Input for this task =>
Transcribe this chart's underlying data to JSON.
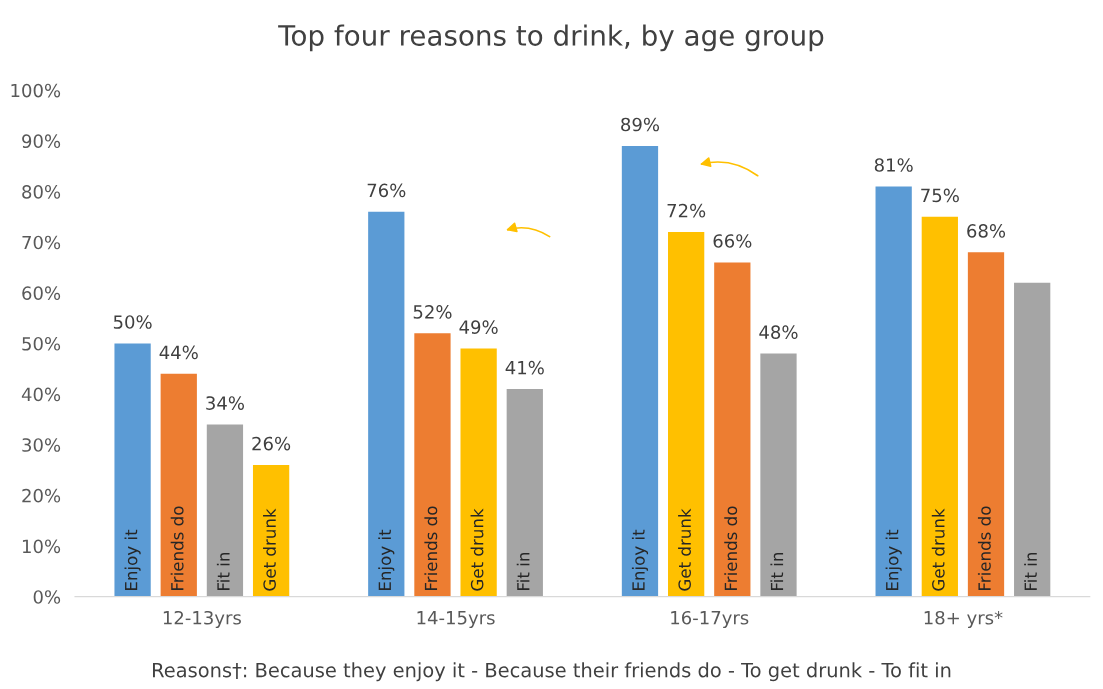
{
  "chart_data": {
    "type": "bar",
    "title": "Top four reasons to drink, by age group",
    "categories": [
      "12-13yrs",
      "14-15yrs",
      "16-17yrs",
      "18+ yrs*"
    ],
    "series": [
      {
        "colors": [
          "#5b9bd5",
          "#5b9bd5",
          "#5b9bd5",
          "#5b9bd5"
        ],
        "values": [
          50,
          76,
          89,
          81
        ],
        "value_labels": [
          "50%",
          "76%",
          "89%",
          "81%"
        ]
      },
      {
        "colors": [
          "#ed7d31",
          "#ed7d31",
          "#ffc000",
          "#ffc000"
        ],
        "values": [
          44,
          52,
          72,
          75
        ],
        "value_labels": [
          "44%",
          "52%",
          "72%",
          "75%"
        ]
      },
      {
        "colors": [
          "#a5a5a5",
          "#ffc000",
          "#ed7d31",
          "#ed7d31"
        ],
        "values": [
          34,
          49,
          66,
          68
        ],
        "value_labels": [
          "34%",
          "49%",
          "66%",
          "68%"
        ]
      },
      {
        "colors": [
          "#ffc000",
          "#a5a5a5",
          "#a5a5a5",
          "#a5a5a5"
        ],
        "values": [
          26,
          41,
          48,
          62
        ],
        "value_labels": [
          "26%",
          "41%",
          "48%",
          null
        ]
      }
    ],
    "ylim": [
      0,
      100
    ],
    "yticks": [
      {
        "value": 0,
        "label": "0%"
      },
      {
        "value": 10,
        "label": "10%"
      },
      {
        "value": 20,
        "label": "20%"
      },
      {
        "value": 30,
        "label": "30%"
      },
      {
        "value": 40,
        "label": "40%"
      },
      {
        "value": 50,
        "label": "50%"
      },
      {
        "value": 60,
        "label": "60%"
      },
      {
        "value": 70,
        "label": "70%"
      },
      {
        "value": 80,
        "label": "80%"
      },
      {
        "value": 90,
        "label": "90%"
      },
      {
        "value": 100,
        "label": "100%"
      }
    ],
    "grid": false,
    "legend": false,
    "annotations": [
      "Enjoy it",
      "Friends do",
      "Fit in",
      "Get drunk",
      "Enjoy it",
      "Friends do",
      "Get drunk",
      "Fit in",
      "Enjoy it",
      "Get drunk",
      "Friends do",
      "Fit in",
      "Enjoy it",
      "Get drunk",
      "Friends do",
      "Fit in",
      "Reasons†: Because they enjoy it - Because their friends do - To get drunk - To fit in"
    ]
  }
}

Written problem =>
Repeat verbatim all the material, but not the pictures.

Solution to this exercise =>
Transcribe this chart's underlying data to JSON.
{
  "chart_data": {
    "type": "bar",
    "title": "Top four reasons to drink, by age group",
    "categories": [
      "12-13yrs",
      "14-15yrs",
      "16-17yrs",
      "18+ yrs*"
    ],
    "series": [
      {
        "colors": [
          "#5b9bd5",
          "#5b9bd5",
          "#5b9bd5",
          "#5b9bd5"
        ],
        "values": [
          50,
          76,
          89,
          81
        ],
        "value_labels": [
          "50%",
          "76%",
          "89%",
          "81%"
        ]
      },
      {
        "colors": [
          "#ed7d31",
          "#ed7d31",
          "#ffc000",
          "#ffc000"
        ],
        "values": [
          44,
          52,
          72,
          75
        ],
        "value_labels": [
          "44%",
          "52%",
          "72%",
          "75%"
        ]
      },
      {
        "colors": [
          "#a5a5a5",
          "#ffc000",
          "#ed7d31",
          "#ed7d31"
        ],
        "values": [
          34,
          49,
          66,
          68
        ],
        "value_labels": [
          "34%",
          "49%",
          "66%",
          "68%"
        ]
      },
      {
        "colors": [
          "#ffc000",
          "#a5a5a5",
          "#a5a5a5",
          "#a5a5a5"
        ],
        "values": [
          26,
          41,
          48,
          62
        ],
        "value_labels": [
          "26%",
          "41%",
          "48%",
          null
        ]
      }
    ],
    "ylim": [
      0,
      100
    ],
    "yticks": [
      {
        "value": 0,
        "label": "0%"
      },
      {
        "value": 10,
        "label": "10%"
      },
      {
        "value": 20,
        "label": "20%"
      },
      {
        "value": 30,
        "label": "30%"
      },
      {
        "value": 40,
        "label": "40%"
      },
      {
        "value": 50,
        "label": "50%"
      },
      {
        "value": 60,
        "label": "60%"
      },
      {
        "value": 70,
        "label": "70%"
      },
      {
        "value": 80,
        "label": "80%"
      },
      {
        "value": 90,
        "label": "90%"
      },
      {
        "value": 100,
        "label": "100%"
      }
    ],
    "grid": false,
    "legend": false,
    "annotations": [
      "Enjoy it",
      "Friends do",
      "Fit in",
      "Get drunk",
      "Enjoy it",
      "Friends do",
      "Get drunk",
      "Fit in",
      "Enjoy it",
      "Get drunk",
      "Friends do",
      "Fit in",
      "Enjoy it",
      "Get drunk",
      "Friends do",
      "Fit in",
      "Reasons†: Because they enjoy it - Because their friends do - To get drunk - To fit in"
    ]
  }
}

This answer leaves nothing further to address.